__What the task requires__
Find the lines of data that contain the string "this", then list them.

__Supplied records__
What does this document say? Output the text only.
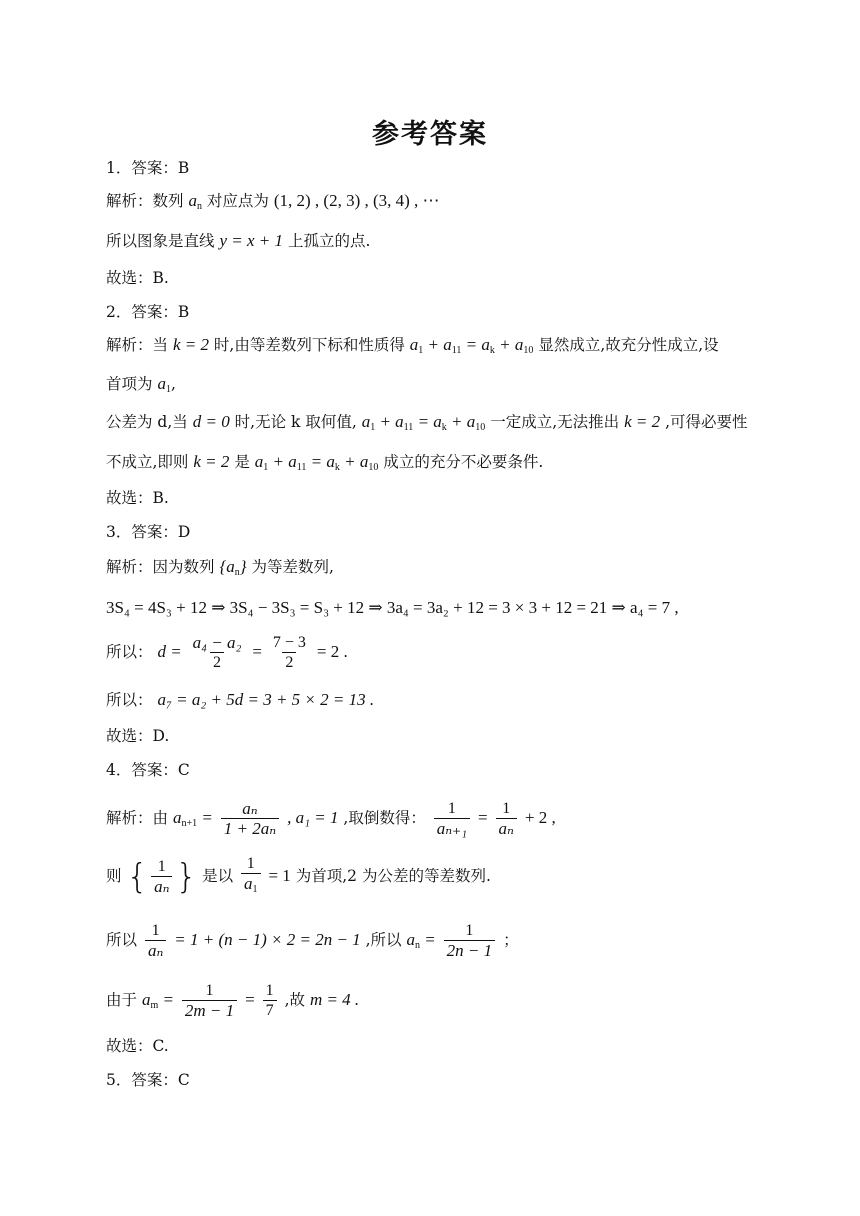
参考答案
1．答案：B
解析：数列 $a_n$ 对应点为 (1, 2) , (2, 3) , (3, 4) , ⋯
所以图象是直线 y = x + 1 上孤立的点.
故选：B.
2．答案：B
解析：当 k = 2 时,由等差数列下标和性质得 $a_1 + a_{11} = a_k + a_{10}$ 显然成立,故充分性成立,设
首项为 $a_1$,
公差为 d,当 d = 0 时,无论 k 取何值, $a_1 + a_{11} = a_k + a_{10}$ 一定成立,无法推出 k = 2 ,可得必要性
不成立,即则 k = 2 是 $a_1 + a_{11} = a_k + a_{10}$ 成立的充分不必要条件.
故选：B.
3．答案：D
解析：因为数列 $\{a_n\}$ 为等差数列,
3S₄ = 4S₃ + 12 ⇒ 3S₄ − 3S₃ = S₃ + 12 ⇒ 3a₄ = 3a₂ + 12 = 3 × 3 + 12 = 21 ⇒ a₄ = 7 ,
所以： $d = \frac{\text{a₄ − a₂}}{2} = \frac{7 - 3}{2} = 2$ .
所以： a₇ = a₂ + 5d = 3 + 5 × 2 = 13 .
故选：D.
4．答案：C
解析：由 $a_{n+1} = \frac{\text{aₙ}}{\text{1 + 2aₙ}}$ , a₁ = 1 ,取倒数得： $\frac{1}{\text{aₙ₊₁}} = \frac{1}{\text{aₙ}} + 2$ ,
则 { $\frac{1}{\text{aₙ}}$ } 是以 $\frac{1}{a_1} = 1$ 为首项,2 为公差的等差数列.
所以 $\frac{1}{\text{aₙ}} = 1 + (n - 1) \times 2 = 2n - 1$ ,所以 $a_n = \frac{1}{2n - 1}$ ；
由于 $a_m = \frac{1}{2m - 1} = \frac{1}{7}$ ,故 m = 4 .
故选：C.
5．答案：C
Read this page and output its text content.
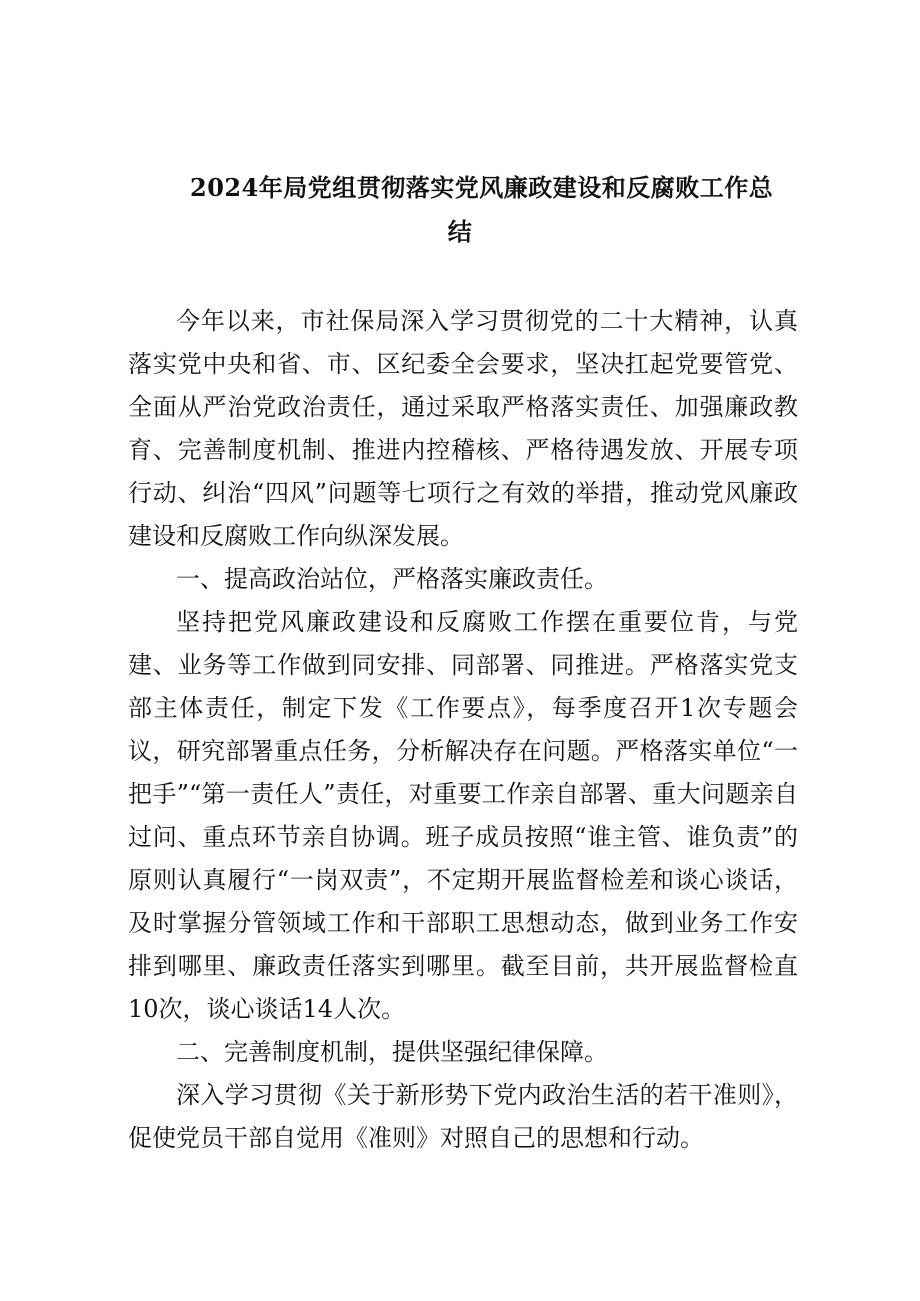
2024年局党组贯彻落实党风廉政建设和反腐败工作总
结

今年以来，市社保局深入学习贯彻党的二十大精神，认真落实党中央和省、市、区纪委全会要求，坚决扛起党要管党、全面从严治党政治责任，通过采取严格落实责任、加强廉政教育、完善制度机制、推进内控稽核、严格待遇发放、开展专项行动、纠治“四风”问题等七项行之有效的举措，推动党风廉政建设和反腐败工作向纵深发展。

一、提高政治站位，严格落实廉政责任。

坚持把党风廉政建设和反腐败工作摆在重要位肯，与党建、业务等工作做到同安排、同部署、同推进。严格落实党支部主体责任，制定下发《工作要点》，每季度召开1次专题会议，研究部署重点任务，分析解决存在问题。严格落实单位“一把手”“第一责任人”责任，对重要工作亲自部署、重大问题亲自过问、重点环节亲自协调。班子成员按照“谁主管、谁负责”的原则认真履行“一岗双责”，不定期开展监督检差和谈心谈话，及时掌握分管领域工作和干部职工思想动态，做到业务工作安排到哪里、廉政责任落实到哪里。截至目前，共开展监督检直10次，谈心谈话14人次。

二、完善制度机制，提供坚强纪律保障。

深入学习贯彻《关于新形势下党内政治生活的若干准则》，促使党员干部自觉用《准则》对照自己的思想和行动。
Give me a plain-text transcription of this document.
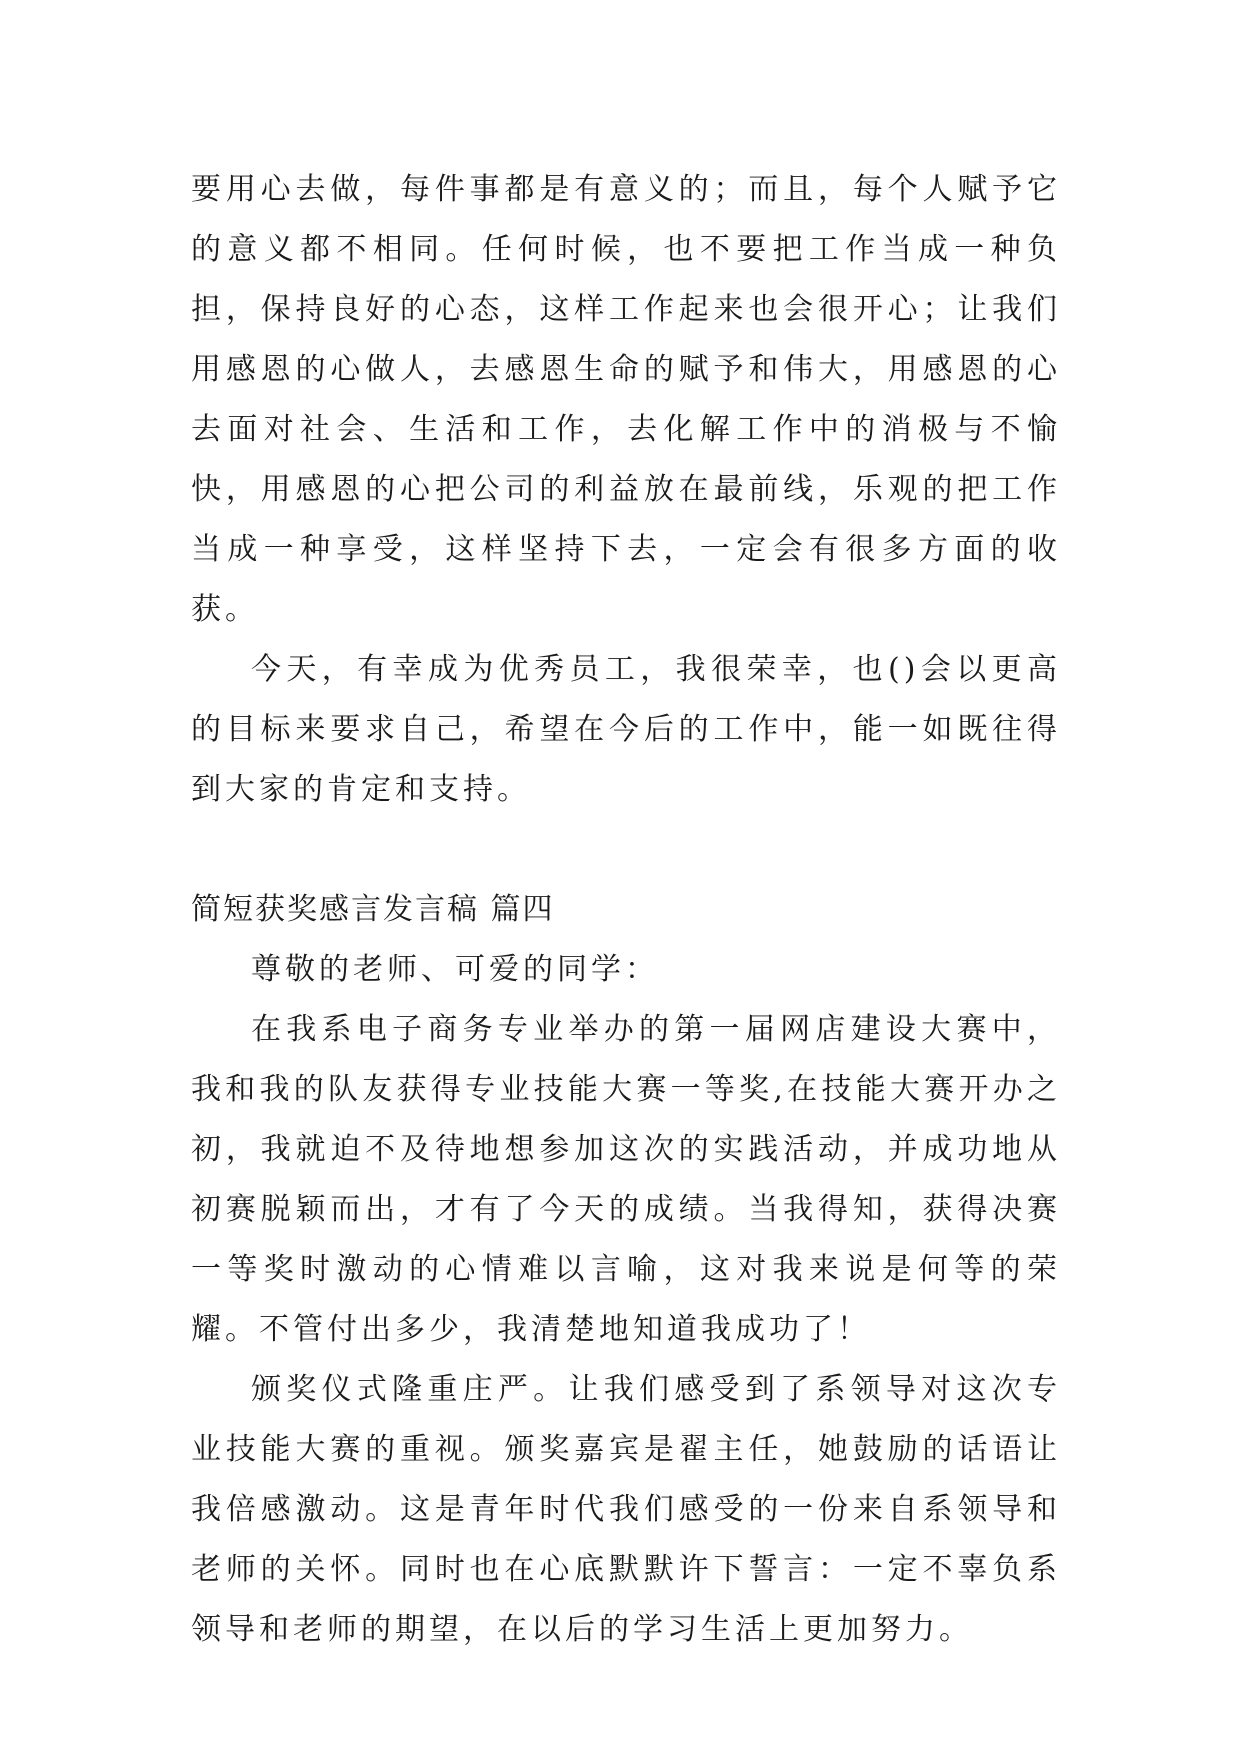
要用心去做，每件事都是有意义的；而且，每个人赋予它的意义都不相同。任何时候，也不要把工作当成一种负担，保持良好的心态，这样工作起来也会很开心；让我们用感恩的心做人，去感恩生命的赋予和伟大，用感恩的心去面对社会、生活和工作，去化解工作中的消极与不愉快，用感恩的心把公司的利益放在最前线，乐观的把工作当成一种享受，这样坚持下去，一定会有很多方面的收获。

今天，有幸成为优秀员工，我很荣幸，也()会以更高的目标来要求自己，希望在今后的工作中，能一如既往得到大家的肯定和支持。

简短获奖感言发言稿 篇四

尊敬的老师、可爱的同学：

在我系电子商务专业举办的第一届网店建设大赛中，我和我的队友获得专业技能大赛一等奖,在技能大赛开办之初，我就迫不及待地想参加这次的实践活动，并成功地从初赛脱颖而出，才有了今天的成绩。当我得知，获得决赛一等奖时激动的心情难以言喻，这对我来说是何等的荣耀。不管付出多少，我清楚地知道我成功了！

颁奖仪式隆重庄严。让我们感受到了系领导对这次专业技能大赛的重视。颁奖嘉宾是翟主任，她鼓励的话语让我倍感激动。这是青年时代我们感受的一份来自系领导和老师的关怀。同时也在心底默默许下誓言：一定不辜负系领导和老师的期望，在以后的学习生活上更加努力。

__In response__
What does this document say? Output the text only.
Read this page and output its text content.
Give me a plain-text transcription of this document.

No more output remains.